Do not copy the pictures; transcribe all other material exactly.

Stored items from a collection
..........
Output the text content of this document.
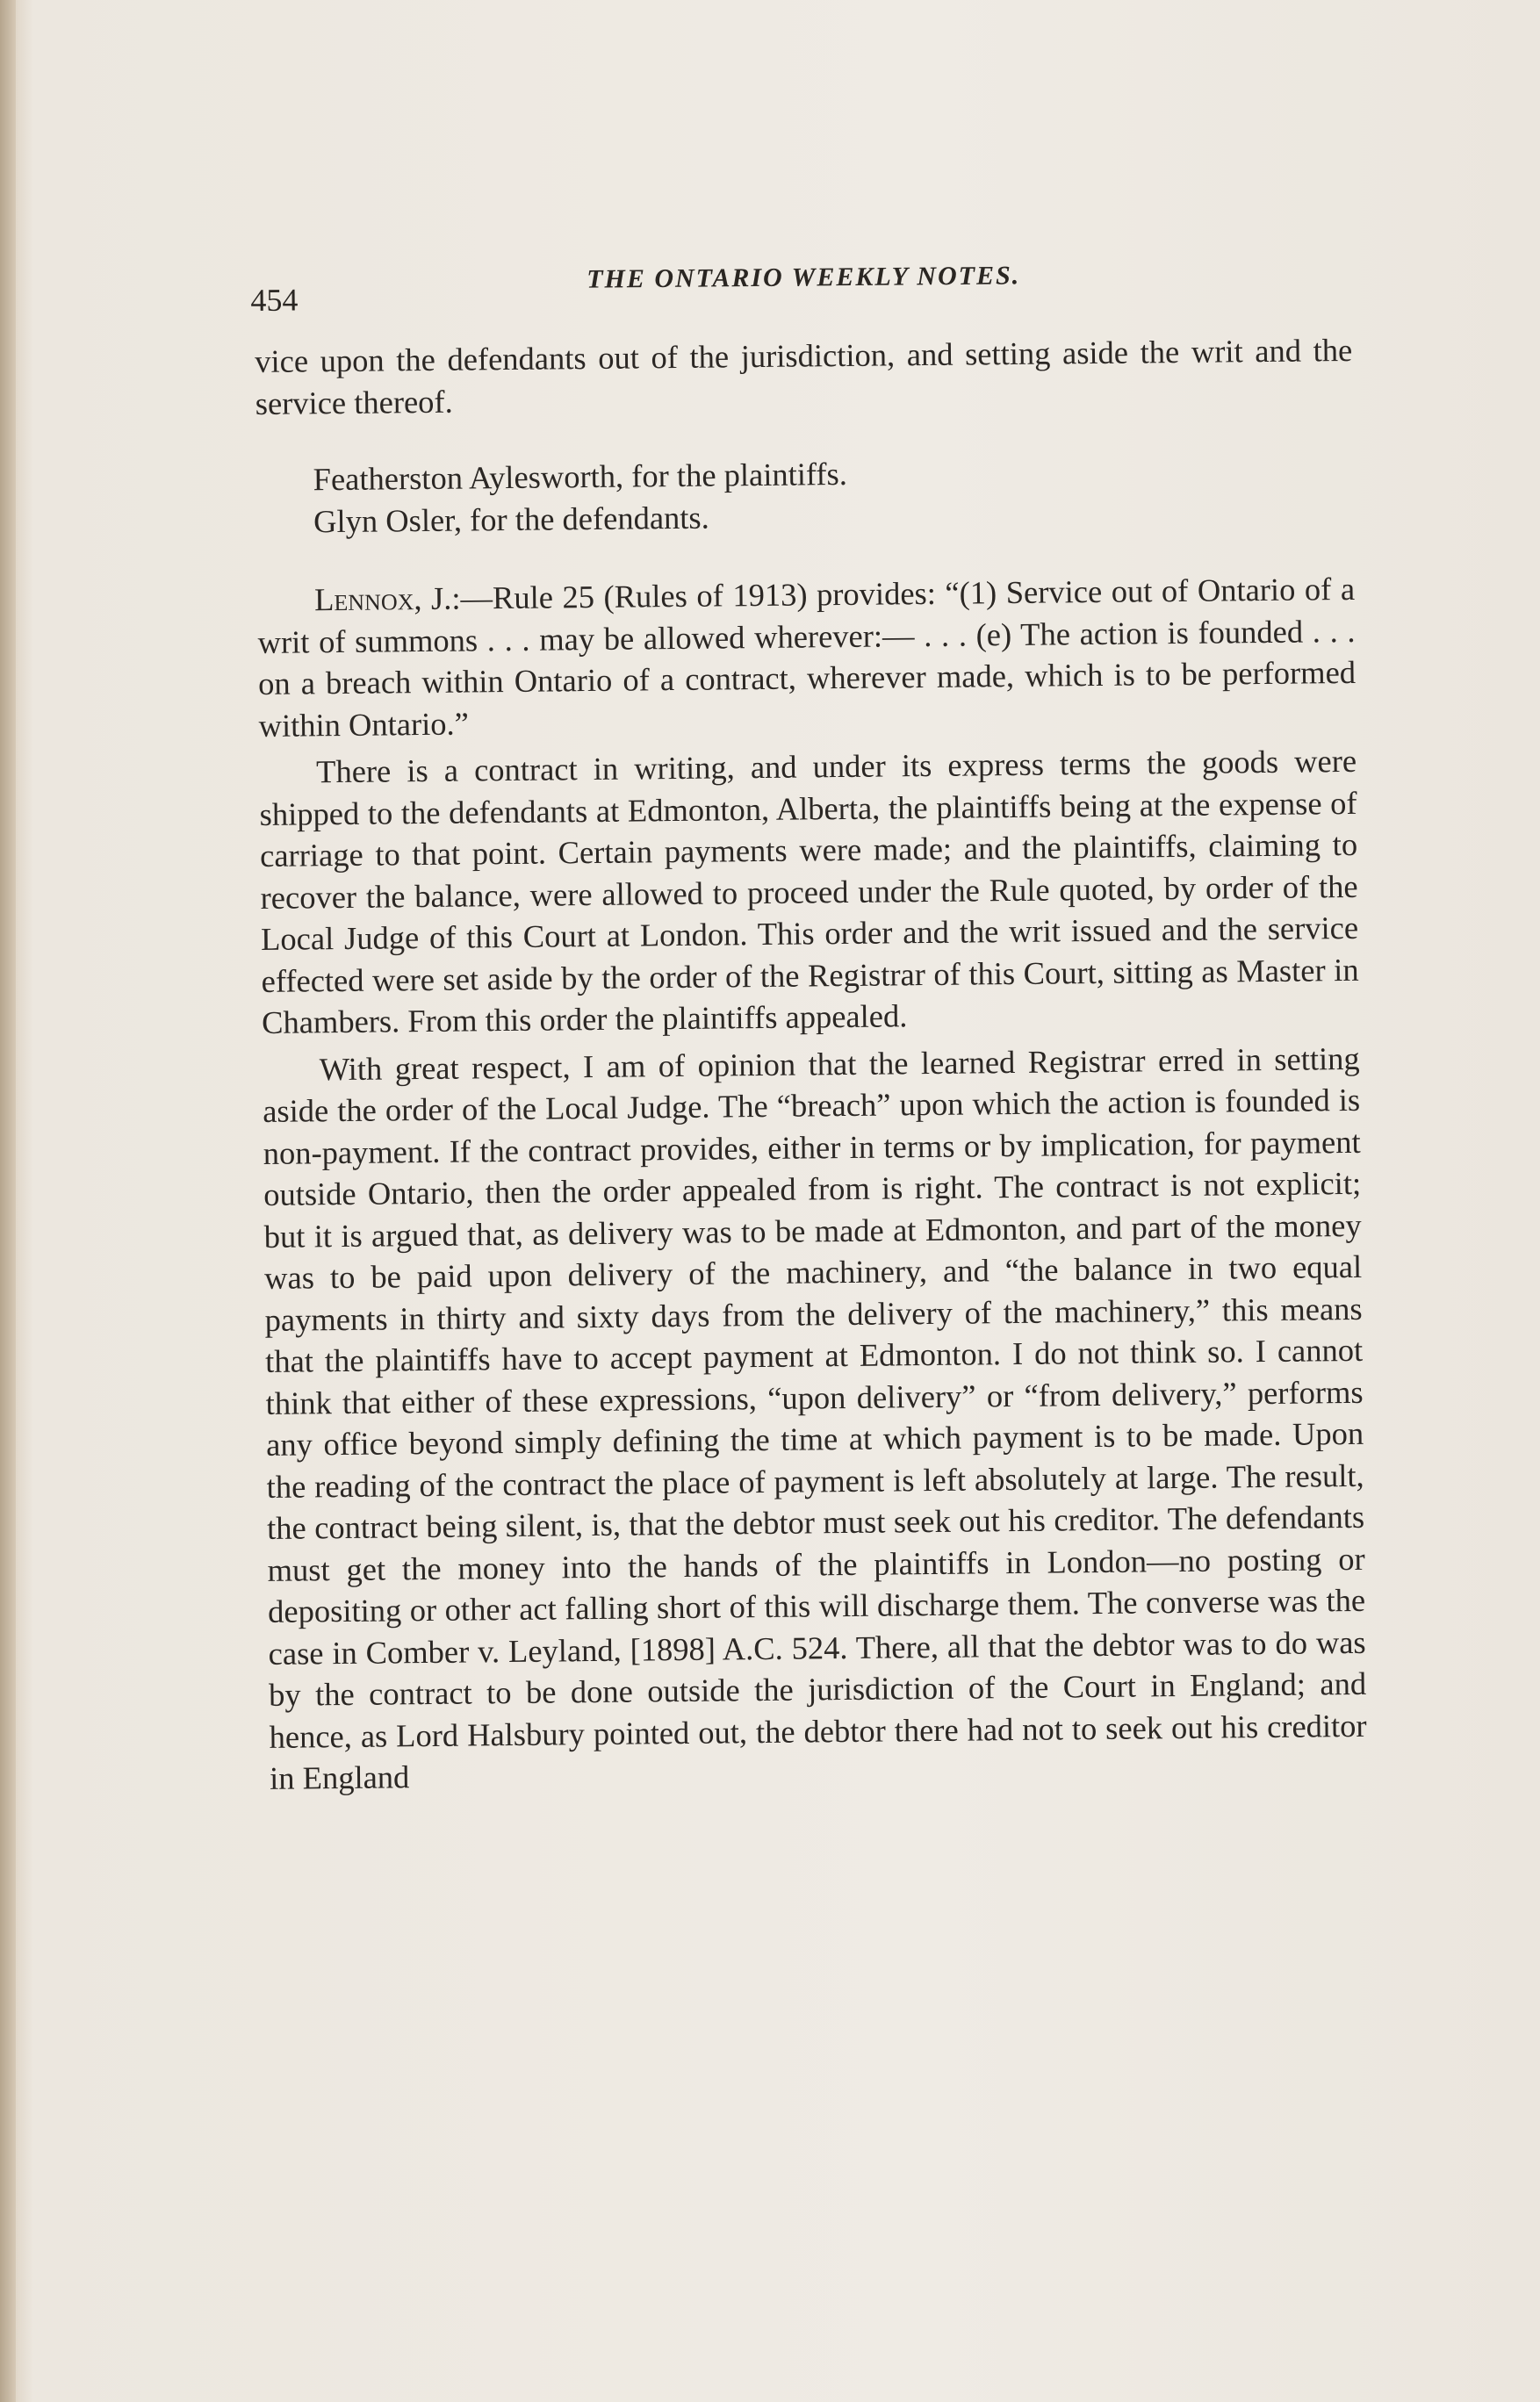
454
THE ONTARIO WEEKLY NOTES.

vice upon the defendants out of the jurisdiction, and setting aside the writ and the service thereof.

Featherston Aylesworth, for the plaintiffs.
Glyn Osler, for the defendants.

Lennox, J.:—Rule 25 (Rules of 1913) provides: “(1) Service out of Ontario of a writ of summons . . . may be allowed wherever:— . . . (e) The action is founded . . . on a breach within Ontario of a contract, wherever made, which is to be performed within Ontario.”

There is a contract in writing, and under its express terms the goods were shipped to the defendants at Edmonton, Alberta, the plaintiffs being at the expense of carriage to that point. Certain payments were made; and the plaintiffs, claiming to recover the balance, were allowed to proceed under the Rule quoted, by order of the Local Judge of this Court at London. This order and the writ issued and the service effected were set aside by the order of the Registrar of this Court, sitting as Master in Chambers. From this order the plaintiffs appealed.

With great respect, I am of opinion that the learned Registrar erred in setting aside the order of the Local Judge. The “breach” upon which the action is founded is non-payment. If the contract provides, either in terms or by implication, for payment outside Ontario, then the order appealed from is right. The contract is not explicit; but it is argued that, as delivery was to be made at Edmonton, and part of the money was to be paid upon delivery of the machinery, and “the balance in two equal payments in thirty and sixty days from the delivery of the machinery,” this means that the plaintiffs have to accept payment at Edmonton. I do not think so. I cannot think that either of these expressions, “upon delivery” or “from delivery,” performs any office beyond simply defining the time at which payment is to be made. Upon the reading of the contract the place of payment is left absolutely at large. The result, the contract being silent, is, that the debtor must seek out his creditor. The defendants must get the money into the hands of the plaintiffs in London—no posting or depositing or other act falling short of this will discharge them. The converse was the case in Comber v. Leyland, [1898] A.C. 524. There, all that the debtor was to do was by the contract to be done outside the jurisdiction of the Court in England; and hence, as Lord Halsbury pointed out, the debtor there had not to seek out his creditor in England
..........
* [SOLUTION]:
Output the text content of this document.
454
THE ONTARIO WEEKLY NOTES.

vice upon the defendants out of the jurisdiction, and setting aside the writ and the service thereof.

Featherston Aylesworth, for the plaintiffs.
Glyn Osler, for the defendants.

Lennox, J.:—Rule 25 (Rules of 1913) provides: “(1) Service out of Ontario of a writ of summons . . . may be allowed wherever:— . . . (e) The action is founded . . . on a breach within Ontario of a contract, wherever made, which is to be performed within Ontario.”

There is a contract in writing, and under its express terms the goods were shipped to the defendants at Edmonton, Alberta, the plaintiffs being at the expense of carriage to that point. Certain payments were made; and the plaintiffs, claiming to recover the balance, were allowed to proceed under the Rule quoted, by order of the Local Judge of this Court at London. This order and the writ issued and the service effected were set aside by the order of the Registrar of this Court, sitting as Master in Chambers. From this order the plaintiffs appealed.

With great respect, I am of opinion that the learned Registrar erred in setting aside the order of the Local Judge. The “breach” upon which the action is founded is non-payment. If the contract provides, either in terms or by implication, for payment outside Ontario, then the order appealed from is right. The contract is not explicit; but it is argued that, as delivery was to be made at Edmonton, and part of the money was to be paid upon delivery of the machinery, and “the balance in two equal payments in thirty and sixty days from the delivery of the machinery,” this means that the plaintiffs have to accept payment at Edmonton. I do not think so. I cannot think that either of these expressions, “upon delivery” or “from delivery,” performs any office beyond simply defining the time at which payment is to be made. Upon the reading of the contract the place of payment is left absolutely at large. The result, the contract being silent, is, that the debtor must seek out his creditor. The defendants must get the money into the hands of the plaintiffs in London—no posting or depositing or other act falling short of this will discharge them. The converse was the case in Comber v. Leyland, [1898] A.C. 524. There, all that the debtor was to do was by the contract to be done outside the jurisdiction of the Court in England; and hence, as Lord Halsbury pointed out, the debtor there had not to seek out his creditor in England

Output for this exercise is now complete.